EXERCISE BRIEF: Extract each line from the entries below that has the string "ρcos²θ" in it.

GIVEN DATA:
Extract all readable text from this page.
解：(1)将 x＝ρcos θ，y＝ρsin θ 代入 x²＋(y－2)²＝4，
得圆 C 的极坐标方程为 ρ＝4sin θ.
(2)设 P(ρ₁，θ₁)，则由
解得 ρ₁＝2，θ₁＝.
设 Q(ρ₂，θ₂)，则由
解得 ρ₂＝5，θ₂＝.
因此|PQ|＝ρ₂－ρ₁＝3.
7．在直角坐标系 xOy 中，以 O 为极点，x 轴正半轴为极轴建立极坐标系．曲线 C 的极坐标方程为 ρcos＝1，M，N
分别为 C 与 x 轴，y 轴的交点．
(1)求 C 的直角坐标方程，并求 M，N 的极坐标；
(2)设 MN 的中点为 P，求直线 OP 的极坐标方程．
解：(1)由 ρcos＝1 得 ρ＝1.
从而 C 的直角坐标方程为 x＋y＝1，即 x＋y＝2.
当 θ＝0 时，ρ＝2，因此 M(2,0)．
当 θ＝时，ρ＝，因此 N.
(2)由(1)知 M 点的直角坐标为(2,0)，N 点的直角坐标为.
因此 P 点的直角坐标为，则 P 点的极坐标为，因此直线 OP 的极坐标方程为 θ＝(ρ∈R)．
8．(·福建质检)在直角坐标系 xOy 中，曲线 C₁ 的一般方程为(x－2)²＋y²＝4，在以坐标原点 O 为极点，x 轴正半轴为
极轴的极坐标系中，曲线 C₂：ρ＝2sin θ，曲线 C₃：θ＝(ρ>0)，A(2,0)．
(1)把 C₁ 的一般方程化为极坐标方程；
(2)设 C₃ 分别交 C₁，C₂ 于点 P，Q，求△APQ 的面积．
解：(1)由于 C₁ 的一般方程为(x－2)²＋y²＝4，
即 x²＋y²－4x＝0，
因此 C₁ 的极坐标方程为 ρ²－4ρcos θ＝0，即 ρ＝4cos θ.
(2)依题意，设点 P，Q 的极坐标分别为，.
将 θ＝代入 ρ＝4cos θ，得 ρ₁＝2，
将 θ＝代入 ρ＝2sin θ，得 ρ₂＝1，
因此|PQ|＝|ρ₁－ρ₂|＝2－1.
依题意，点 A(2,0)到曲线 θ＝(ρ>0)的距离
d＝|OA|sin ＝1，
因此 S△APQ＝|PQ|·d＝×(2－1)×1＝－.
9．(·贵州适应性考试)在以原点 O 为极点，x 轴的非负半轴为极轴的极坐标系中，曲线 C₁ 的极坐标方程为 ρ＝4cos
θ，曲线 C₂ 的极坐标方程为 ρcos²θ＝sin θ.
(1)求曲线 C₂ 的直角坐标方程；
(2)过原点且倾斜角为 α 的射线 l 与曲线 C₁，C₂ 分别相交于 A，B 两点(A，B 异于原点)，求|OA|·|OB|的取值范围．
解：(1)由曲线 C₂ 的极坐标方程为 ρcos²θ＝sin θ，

TASK ANSWER:
θ，曲线 C₂ 的极坐标方程为 ρcos²θ＝sin θ.
解：(1)由曲线 C₂ 的极坐标方程为 ρcos²θ＝sin θ，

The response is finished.